**OBJECTIVE:**
Within the listing below, locate all lines containing the word "Laurie". Copy each one.

**Stored entries:**
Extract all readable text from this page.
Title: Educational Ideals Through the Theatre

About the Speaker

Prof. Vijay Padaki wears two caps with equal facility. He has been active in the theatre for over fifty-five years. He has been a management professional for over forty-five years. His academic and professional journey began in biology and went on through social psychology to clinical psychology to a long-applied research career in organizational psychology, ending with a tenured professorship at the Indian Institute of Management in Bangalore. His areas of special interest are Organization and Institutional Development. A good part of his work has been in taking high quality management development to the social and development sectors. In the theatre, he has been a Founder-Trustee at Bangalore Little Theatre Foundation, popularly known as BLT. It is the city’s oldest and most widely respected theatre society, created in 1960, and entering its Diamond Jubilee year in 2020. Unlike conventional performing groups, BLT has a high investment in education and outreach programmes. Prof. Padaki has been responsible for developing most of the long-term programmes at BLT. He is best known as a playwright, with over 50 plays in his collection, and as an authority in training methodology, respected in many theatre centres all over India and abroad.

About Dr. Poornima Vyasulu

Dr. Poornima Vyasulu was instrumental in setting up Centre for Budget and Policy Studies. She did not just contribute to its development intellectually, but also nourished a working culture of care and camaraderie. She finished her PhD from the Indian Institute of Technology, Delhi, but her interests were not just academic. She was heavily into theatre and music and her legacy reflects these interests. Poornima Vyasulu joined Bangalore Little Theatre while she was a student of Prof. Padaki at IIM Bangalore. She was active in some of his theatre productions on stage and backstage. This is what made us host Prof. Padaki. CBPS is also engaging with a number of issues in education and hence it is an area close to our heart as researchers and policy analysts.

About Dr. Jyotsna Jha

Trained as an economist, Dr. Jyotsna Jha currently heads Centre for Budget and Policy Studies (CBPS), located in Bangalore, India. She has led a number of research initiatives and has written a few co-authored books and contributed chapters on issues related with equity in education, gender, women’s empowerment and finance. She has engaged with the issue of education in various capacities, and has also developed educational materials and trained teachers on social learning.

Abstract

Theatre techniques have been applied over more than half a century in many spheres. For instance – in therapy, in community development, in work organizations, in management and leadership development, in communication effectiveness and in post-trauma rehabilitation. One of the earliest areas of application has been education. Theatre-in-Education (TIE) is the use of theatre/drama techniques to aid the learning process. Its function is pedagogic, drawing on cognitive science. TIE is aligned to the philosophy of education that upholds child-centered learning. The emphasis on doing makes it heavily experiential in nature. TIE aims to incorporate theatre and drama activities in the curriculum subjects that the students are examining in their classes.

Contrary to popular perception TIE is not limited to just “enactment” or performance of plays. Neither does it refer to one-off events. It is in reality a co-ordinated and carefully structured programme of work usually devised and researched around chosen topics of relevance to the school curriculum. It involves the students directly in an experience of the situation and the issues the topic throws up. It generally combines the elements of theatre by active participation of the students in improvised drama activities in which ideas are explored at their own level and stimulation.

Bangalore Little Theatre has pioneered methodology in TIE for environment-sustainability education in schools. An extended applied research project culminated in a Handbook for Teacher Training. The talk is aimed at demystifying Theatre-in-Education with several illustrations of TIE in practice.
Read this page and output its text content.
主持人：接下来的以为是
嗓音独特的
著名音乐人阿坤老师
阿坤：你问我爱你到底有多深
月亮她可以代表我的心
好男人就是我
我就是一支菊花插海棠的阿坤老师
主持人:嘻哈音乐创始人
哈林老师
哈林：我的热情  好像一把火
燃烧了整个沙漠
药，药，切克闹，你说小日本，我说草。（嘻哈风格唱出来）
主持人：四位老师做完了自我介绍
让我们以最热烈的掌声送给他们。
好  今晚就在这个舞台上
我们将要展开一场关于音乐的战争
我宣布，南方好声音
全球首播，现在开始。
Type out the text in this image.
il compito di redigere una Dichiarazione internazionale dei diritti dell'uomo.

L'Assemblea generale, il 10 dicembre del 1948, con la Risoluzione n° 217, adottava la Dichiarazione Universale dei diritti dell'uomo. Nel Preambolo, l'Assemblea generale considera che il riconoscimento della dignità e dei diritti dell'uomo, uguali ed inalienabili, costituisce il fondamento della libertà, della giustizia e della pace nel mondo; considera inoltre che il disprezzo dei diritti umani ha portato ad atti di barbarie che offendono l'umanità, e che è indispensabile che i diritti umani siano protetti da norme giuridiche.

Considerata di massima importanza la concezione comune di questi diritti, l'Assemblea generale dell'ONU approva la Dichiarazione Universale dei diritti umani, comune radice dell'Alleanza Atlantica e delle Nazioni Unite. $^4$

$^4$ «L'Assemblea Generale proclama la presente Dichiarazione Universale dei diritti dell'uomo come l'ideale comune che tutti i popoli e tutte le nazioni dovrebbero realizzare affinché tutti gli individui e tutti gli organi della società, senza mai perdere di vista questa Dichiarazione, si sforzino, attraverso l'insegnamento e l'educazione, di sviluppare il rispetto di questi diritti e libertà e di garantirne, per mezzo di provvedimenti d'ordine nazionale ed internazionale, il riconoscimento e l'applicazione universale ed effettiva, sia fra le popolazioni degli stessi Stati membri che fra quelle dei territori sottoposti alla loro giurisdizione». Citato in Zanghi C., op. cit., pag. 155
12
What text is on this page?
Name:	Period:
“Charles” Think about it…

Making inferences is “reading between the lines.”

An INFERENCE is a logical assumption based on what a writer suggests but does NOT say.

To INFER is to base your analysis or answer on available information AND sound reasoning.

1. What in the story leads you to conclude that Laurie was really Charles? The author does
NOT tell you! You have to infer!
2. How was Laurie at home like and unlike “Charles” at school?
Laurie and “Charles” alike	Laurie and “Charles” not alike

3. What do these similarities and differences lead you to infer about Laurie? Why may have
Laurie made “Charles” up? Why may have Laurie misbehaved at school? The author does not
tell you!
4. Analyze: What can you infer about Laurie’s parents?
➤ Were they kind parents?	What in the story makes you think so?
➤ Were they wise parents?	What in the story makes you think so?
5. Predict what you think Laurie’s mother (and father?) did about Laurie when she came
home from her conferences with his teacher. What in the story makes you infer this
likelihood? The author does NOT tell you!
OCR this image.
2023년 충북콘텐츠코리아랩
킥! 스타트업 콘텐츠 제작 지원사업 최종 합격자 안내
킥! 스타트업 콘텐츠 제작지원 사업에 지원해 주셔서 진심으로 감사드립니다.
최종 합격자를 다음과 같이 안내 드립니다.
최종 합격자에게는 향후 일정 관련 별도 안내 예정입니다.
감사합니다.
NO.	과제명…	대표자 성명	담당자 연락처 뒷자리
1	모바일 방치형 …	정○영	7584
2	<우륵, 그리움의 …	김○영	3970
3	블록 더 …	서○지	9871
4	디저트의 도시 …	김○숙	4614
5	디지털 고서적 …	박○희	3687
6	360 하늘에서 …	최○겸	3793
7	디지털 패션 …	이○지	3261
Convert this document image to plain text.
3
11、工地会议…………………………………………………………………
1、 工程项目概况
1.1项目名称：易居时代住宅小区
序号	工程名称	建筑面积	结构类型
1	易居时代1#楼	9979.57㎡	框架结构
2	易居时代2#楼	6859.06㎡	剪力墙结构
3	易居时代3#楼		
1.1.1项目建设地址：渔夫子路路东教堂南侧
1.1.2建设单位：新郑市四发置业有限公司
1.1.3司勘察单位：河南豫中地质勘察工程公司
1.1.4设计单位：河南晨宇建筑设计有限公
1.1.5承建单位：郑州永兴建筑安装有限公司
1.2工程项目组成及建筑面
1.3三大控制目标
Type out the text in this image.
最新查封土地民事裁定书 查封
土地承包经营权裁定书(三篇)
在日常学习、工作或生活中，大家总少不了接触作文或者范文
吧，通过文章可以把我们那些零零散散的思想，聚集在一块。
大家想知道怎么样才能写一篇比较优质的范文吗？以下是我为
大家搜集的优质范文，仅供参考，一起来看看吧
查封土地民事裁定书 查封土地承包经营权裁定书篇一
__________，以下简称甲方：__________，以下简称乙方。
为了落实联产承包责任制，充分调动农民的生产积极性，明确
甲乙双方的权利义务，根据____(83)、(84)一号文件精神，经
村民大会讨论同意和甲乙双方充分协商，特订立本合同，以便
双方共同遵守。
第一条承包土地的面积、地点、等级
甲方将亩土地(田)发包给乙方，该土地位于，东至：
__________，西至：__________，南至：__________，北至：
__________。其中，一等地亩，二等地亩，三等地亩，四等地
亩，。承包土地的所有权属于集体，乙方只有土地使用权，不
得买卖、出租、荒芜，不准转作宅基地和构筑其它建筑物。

**COMPLETE ANSWER:**
1. What in the story leads you to conclude that Laurie was really Charles? The author does
2. How was Laurie at home like and unlike “Charles” at school?
Laurie and “Charles” alike	Laurie and “Charles” not alike
3. What do these similarities and differences lead you to infer about Laurie? Why may have
Laurie made “Charles” up? Why may have Laurie misbehaved at school? The author does not
4. Analyze: What can you infer about Laurie’s parents?
5. Predict what you think Laurie’s mother (and father?) did about Laurie when she came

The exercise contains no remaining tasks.